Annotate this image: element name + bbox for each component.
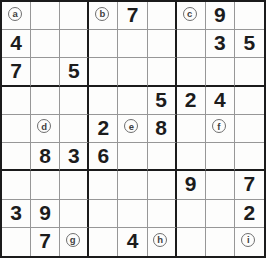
given-digit: 3 [10, 202, 22, 223]
cell-r1c3[interactable] [60, 2, 89, 30]
cell-r7c6[interactable] [148, 171, 177, 199]
sudoku-board: ab7c943575524d2e8f836973927g4hi [0, 0, 266, 258]
cell-r3c1[interactable]: 7 [2, 58, 31, 86]
cell-r4c3[interactable] [60, 87, 89, 115]
cell-r8c9[interactable]: 2 [235, 200, 264, 228]
given-digit: 9 [214, 4, 226, 25]
given-digit: 2 [98, 117, 110, 138]
cell-r2c5[interactable] [118, 30, 147, 58]
cell-r4c2[interactable] [31, 87, 60, 115]
cell-r6c4[interactable]: 6 [89, 143, 118, 171]
cell-r8c8[interactable] [206, 200, 235, 228]
cell-r9c7[interactable] [177, 228, 206, 256]
cell-r6c1[interactable] [2, 143, 31, 171]
cell-r8c4[interactable] [89, 200, 118, 228]
given-digit: 3 [68, 145, 80, 166]
cell-r2c2[interactable] [31, 30, 60, 58]
cell-r6c9[interactable] [235, 143, 264, 171]
circled-label-f: f [212, 119, 226, 133]
cell-r9c4[interactable] [89, 228, 118, 256]
cell-r1c6[interactable] [148, 2, 177, 30]
cell-r1c7[interactable]: c [177, 2, 206, 30]
cell-r5c3[interactable] [60, 115, 89, 143]
cell-r4c4[interactable] [89, 87, 118, 115]
cell-r7c4[interactable] [89, 171, 118, 199]
cell-r2c9[interactable]: 5 [235, 30, 264, 58]
cell-r2c3[interactable] [60, 30, 89, 58]
cell-r8c6[interactable] [148, 200, 177, 228]
cell-r3c6[interactable] [148, 58, 177, 86]
given-digit: 5 [155, 89, 167, 110]
cell-r9c9[interactable]: i [235, 228, 264, 256]
circled-label-h: h [153, 233, 167, 247]
cell-r5c9[interactable] [235, 115, 264, 143]
cell-r8c1[interactable]: 3 [2, 200, 31, 228]
cell-r1c1[interactable]: a [2, 2, 31, 30]
cell-r4c1[interactable] [2, 87, 31, 115]
cell-r9c6[interactable]: h [148, 228, 177, 256]
cell-r2c1[interactable]: 4 [2, 30, 31, 58]
given-digit: 8 [39, 145, 51, 166]
cell-r7c1[interactable] [2, 171, 31, 199]
given-digit: 2 [244, 202, 256, 223]
cell-r5c2[interactable]: d [31, 115, 60, 143]
cell-r1c2[interactable] [31, 2, 60, 30]
cell-r9c3[interactable]: g [60, 228, 89, 256]
cell-r3c3[interactable]: 5 [60, 58, 89, 86]
given-digit: 5 [68, 60, 80, 81]
cell-r2c4[interactable] [89, 30, 118, 58]
given-digit: 7 [39, 230, 51, 251]
given-digit: 9 [39, 202, 51, 223]
cell-r9c5[interactable]: 4 [118, 228, 147, 256]
cell-r2c8[interactable]: 3 [206, 30, 235, 58]
cell-r1c5[interactable]: 7 [118, 2, 147, 30]
cell-r5c8[interactable]: f [206, 115, 235, 143]
cell-r4c6[interactable]: 5 [148, 87, 177, 115]
cell-r4c8[interactable]: 4 [206, 87, 235, 115]
cell-r8c7[interactable] [177, 200, 206, 228]
circled-label-c: c [183, 7, 197, 21]
cell-r3c4[interactable] [89, 58, 118, 86]
cell-r7c8[interactable] [206, 171, 235, 199]
cell-r1c9[interactable] [235, 2, 264, 30]
cell-r1c8[interactable]: 9 [206, 2, 235, 30]
circled-label-a: a [8, 7, 22, 21]
cell-r1c4[interactable]: b [89, 2, 118, 30]
cell-r8c2[interactable]: 9 [31, 200, 60, 228]
given-digit: 4 [10, 32, 22, 53]
cell-r3c8[interactable] [206, 58, 235, 86]
given-digit: 5 [244, 32, 256, 53]
given-digit: 7 [10, 60, 22, 81]
cell-r9c1[interactable] [2, 228, 31, 256]
circled-label-d: d [37, 119, 51, 133]
cell-r5c4[interactable]: 2 [89, 115, 118, 143]
cell-r6c3[interactable]: 3 [60, 143, 89, 171]
cell-r7c9[interactable]: 7 [235, 171, 264, 199]
given-digit: 4 [127, 230, 139, 251]
cell-r6c5[interactable] [118, 143, 147, 171]
cell-r5c1[interactable] [2, 115, 31, 143]
circled-label-e: e [124, 119, 138, 133]
cell-r3c5[interactable] [118, 58, 147, 86]
cell-r7c7[interactable]: 9 [177, 171, 206, 199]
cell-r4c7[interactable]: 2 [177, 87, 206, 115]
circled-label-b: b [95, 7, 109, 21]
cell-r7c2[interactable] [31, 171, 60, 199]
given-digit: 6 [98, 145, 110, 166]
cell-r6c8[interactable] [206, 143, 235, 171]
cell-r9c8[interactable] [206, 228, 235, 256]
cell-r5c5[interactable]: e [118, 115, 147, 143]
cell-r6c6[interactable] [148, 143, 177, 171]
given-digit: 9 [185, 173, 197, 194]
cell-r7c3[interactable] [60, 171, 89, 199]
cell-r7c5[interactable] [118, 171, 147, 199]
cell-r5c6[interactable]: 8 [148, 115, 177, 143]
given-digit: 3 [214, 32, 226, 53]
circled-label-g: g [66, 233, 80, 247]
cell-r3c2[interactable] [31, 58, 60, 86]
cell-r8c5[interactable] [118, 200, 147, 228]
cell-r3c9[interactable] [235, 58, 264, 86]
cell-r8c3[interactable] [60, 200, 89, 228]
cell-r6c2[interactable]: 8 [31, 143, 60, 171]
circled-label-i: i [241, 233, 255, 247]
given-digit: 7 [244, 173, 256, 194]
cell-r2c7[interactable] [177, 30, 206, 58]
given-digit: 4 [214, 89, 226, 110]
cell-r4c9[interactable] [235, 87, 264, 115]
cell-r2c6[interactable] [148, 30, 177, 58]
cell-r3c7[interactable] [177, 58, 206, 86]
cell-r9c2[interactable]: 7 [31, 228, 60, 256]
given-digit: 8 [155, 117, 167, 138]
cell-r6c7[interactable] [177, 143, 206, 171]
given-digit: 7 [127, 4, 139, 25]
cell-r4c5[interactable] [118, 87, 147, 115]
cell-r5c7[interactable] [177, 115, 206, 143]
given-digit: 2 [185, 89, 197, 110]
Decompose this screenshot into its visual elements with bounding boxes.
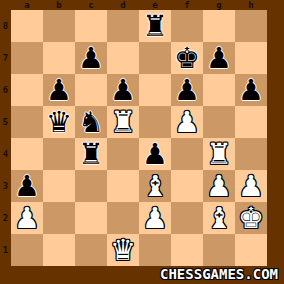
═══
§ The problem:
Recast the lines of the listing, from the line holding "given-digit: 3 [10, 202, 22, 223]" through the line holding "circled-label-f: f [212, 119, 226, 133]" (both included), as a JSON list of strings, one string per line, with blank lines left out.

§ Completed exercise:
[
  "given-digit: 3 [10, 202, 22, 223]",
  "cell-r1c3[interactable] [60, 2, 89, 30]",
  "cell-r7c6[interactable] [148, 171, 177, 199]",
  "sudoku-board: ab7c943575524d2e8f836973927g4hi [0, 0, 266, 258]",
  "cell-r3c1[interactable]: 7 [2, 58, 31, 86]",
  "cell-r4c3[interactable] [60, 87, 89, 115]",
  "cell-r8c9[interactable]: 2 [235, 200, 264, 228]",
  "given-digit: 9 [214, 4, 226, 25]",
  "given-digit: 2 [98, 117, 110, 138]",
  "cell-r2c5[interactable] [118, 30, 147, 58]",
  "cell-r4c2[interactable] [31, 87, 60, 115]",
  "cell-r6c4[interactable]: 6 [89, 143, 118, 171]",
  "cell-r8c8[interactable] [206, 200, 235, 228]",
  "cell-r9c7[interactable] [177, 228, 206, 256]",
  "cell-r6c1[interactable] [2, 143, 31, 171]",
  "cell-r8c4[interactable] [89, 200, 118, 228]",
  "given-digit: 3 [68, 145, 80, 166]",
  "cell-r2c2[interactable] [31, 30, 60, 58]",
  "cell-r6c9[interactable] [235, 143, 264, 171]",
  "circled-label-f: f [212, 119, 226, 133]"
]